» **TASK TO COMPLETE**:
Gather all lines from the material that contain the word "pkts".

» **EXTRACTED INFORMATION**:
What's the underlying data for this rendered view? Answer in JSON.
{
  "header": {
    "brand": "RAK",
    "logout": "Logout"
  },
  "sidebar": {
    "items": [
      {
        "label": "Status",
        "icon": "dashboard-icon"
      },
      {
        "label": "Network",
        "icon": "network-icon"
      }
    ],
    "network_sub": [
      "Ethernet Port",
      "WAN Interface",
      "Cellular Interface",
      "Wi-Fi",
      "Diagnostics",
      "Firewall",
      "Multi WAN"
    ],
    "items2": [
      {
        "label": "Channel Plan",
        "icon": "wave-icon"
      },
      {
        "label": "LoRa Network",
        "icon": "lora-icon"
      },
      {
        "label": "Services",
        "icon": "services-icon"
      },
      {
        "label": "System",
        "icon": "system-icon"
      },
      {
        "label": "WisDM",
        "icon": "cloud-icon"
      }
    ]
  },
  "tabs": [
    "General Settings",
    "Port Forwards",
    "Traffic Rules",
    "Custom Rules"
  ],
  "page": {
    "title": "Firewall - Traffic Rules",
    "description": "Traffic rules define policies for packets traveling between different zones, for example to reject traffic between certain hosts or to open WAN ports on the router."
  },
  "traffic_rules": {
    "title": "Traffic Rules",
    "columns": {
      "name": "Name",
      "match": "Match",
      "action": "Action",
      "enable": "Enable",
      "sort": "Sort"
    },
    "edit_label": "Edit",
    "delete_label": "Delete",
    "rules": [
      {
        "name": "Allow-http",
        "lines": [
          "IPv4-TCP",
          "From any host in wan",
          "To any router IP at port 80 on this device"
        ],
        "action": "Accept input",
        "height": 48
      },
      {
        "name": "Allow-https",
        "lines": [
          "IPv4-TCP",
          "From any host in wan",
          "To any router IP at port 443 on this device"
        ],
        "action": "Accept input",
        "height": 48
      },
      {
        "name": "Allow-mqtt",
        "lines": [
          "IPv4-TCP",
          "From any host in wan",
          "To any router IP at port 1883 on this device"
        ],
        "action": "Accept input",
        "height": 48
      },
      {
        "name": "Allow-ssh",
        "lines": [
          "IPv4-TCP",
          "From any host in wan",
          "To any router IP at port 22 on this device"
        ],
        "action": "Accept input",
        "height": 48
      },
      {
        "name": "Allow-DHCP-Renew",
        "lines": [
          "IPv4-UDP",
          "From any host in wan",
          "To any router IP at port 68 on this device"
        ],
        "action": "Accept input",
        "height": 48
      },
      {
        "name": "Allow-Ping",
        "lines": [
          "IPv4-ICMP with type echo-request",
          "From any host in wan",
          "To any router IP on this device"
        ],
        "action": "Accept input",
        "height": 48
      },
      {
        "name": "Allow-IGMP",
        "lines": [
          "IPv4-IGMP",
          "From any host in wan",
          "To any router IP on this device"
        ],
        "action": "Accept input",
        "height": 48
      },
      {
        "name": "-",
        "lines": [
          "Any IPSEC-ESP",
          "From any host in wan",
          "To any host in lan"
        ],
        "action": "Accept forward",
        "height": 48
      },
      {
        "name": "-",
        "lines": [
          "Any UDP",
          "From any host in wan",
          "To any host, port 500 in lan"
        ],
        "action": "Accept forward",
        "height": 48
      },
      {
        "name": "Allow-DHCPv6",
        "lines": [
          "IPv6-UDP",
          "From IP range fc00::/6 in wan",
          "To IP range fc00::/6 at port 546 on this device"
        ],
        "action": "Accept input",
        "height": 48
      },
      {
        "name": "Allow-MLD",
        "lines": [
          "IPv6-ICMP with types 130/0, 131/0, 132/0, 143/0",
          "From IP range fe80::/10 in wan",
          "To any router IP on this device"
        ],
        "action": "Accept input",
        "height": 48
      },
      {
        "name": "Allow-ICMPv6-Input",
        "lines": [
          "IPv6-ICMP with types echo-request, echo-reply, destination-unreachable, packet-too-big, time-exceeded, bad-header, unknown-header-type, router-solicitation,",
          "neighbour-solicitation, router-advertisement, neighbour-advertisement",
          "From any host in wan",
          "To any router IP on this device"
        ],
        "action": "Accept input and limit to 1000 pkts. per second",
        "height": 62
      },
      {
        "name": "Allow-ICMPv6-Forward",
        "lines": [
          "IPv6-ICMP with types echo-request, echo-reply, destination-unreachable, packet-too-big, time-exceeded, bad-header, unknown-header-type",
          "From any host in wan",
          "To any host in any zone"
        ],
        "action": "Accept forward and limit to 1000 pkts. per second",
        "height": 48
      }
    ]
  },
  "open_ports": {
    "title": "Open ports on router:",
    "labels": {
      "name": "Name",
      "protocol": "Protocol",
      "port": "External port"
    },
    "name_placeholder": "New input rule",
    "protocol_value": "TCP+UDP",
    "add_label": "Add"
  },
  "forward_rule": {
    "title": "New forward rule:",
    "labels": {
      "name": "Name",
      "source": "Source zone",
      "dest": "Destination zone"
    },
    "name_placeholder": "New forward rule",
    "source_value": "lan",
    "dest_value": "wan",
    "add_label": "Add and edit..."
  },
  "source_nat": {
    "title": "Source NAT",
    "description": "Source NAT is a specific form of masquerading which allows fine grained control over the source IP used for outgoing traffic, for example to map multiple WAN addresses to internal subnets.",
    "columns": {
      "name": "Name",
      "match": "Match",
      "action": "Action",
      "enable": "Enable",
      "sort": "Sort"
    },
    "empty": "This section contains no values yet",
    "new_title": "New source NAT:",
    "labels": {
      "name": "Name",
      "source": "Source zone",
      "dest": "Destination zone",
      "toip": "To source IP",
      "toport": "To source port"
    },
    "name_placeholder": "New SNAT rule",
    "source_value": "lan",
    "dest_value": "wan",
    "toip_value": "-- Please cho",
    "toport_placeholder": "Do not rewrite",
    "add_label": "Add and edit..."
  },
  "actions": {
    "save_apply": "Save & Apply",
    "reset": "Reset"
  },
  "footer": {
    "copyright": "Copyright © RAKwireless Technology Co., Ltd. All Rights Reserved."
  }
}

--

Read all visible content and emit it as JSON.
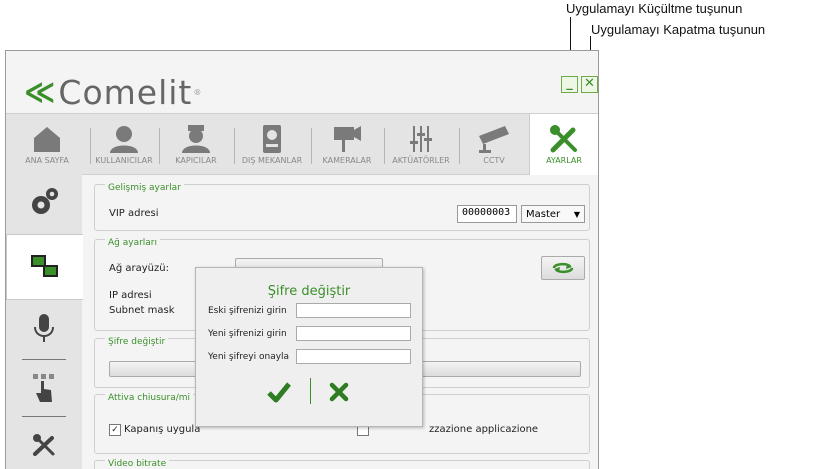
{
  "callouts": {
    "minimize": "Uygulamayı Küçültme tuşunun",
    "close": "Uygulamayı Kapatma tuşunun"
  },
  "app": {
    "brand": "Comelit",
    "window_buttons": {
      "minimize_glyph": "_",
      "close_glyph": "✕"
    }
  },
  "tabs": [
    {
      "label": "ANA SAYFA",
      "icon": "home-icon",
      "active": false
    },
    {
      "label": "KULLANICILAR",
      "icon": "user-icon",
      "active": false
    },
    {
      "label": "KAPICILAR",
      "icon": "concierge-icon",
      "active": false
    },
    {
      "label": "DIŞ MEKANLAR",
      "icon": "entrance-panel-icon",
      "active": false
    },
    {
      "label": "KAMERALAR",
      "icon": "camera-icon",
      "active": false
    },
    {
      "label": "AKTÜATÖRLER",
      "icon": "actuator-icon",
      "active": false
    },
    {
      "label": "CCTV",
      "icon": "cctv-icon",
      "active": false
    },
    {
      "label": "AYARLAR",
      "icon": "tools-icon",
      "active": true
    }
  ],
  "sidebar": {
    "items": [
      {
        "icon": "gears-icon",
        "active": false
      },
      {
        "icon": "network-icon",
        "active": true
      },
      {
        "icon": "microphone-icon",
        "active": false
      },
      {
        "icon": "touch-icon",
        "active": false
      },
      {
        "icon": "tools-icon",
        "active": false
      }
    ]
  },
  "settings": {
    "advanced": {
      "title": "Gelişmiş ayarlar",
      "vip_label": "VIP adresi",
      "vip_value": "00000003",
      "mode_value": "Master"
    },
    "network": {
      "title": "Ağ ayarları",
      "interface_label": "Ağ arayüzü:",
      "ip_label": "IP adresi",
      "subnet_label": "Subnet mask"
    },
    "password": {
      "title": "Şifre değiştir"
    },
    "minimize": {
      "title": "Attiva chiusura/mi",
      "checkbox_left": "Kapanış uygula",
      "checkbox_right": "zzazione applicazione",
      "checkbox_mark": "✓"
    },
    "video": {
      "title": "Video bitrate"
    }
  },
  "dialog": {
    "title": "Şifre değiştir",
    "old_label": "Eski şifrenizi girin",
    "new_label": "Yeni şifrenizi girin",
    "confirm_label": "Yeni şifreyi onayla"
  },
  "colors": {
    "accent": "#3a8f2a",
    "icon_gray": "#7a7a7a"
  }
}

» **WRITTEN SOLUTION**:
        "action": "Accept input and limit to 1000 pkts. per second",
        "action": "Accept forward and limit to 1000 pkts. per second",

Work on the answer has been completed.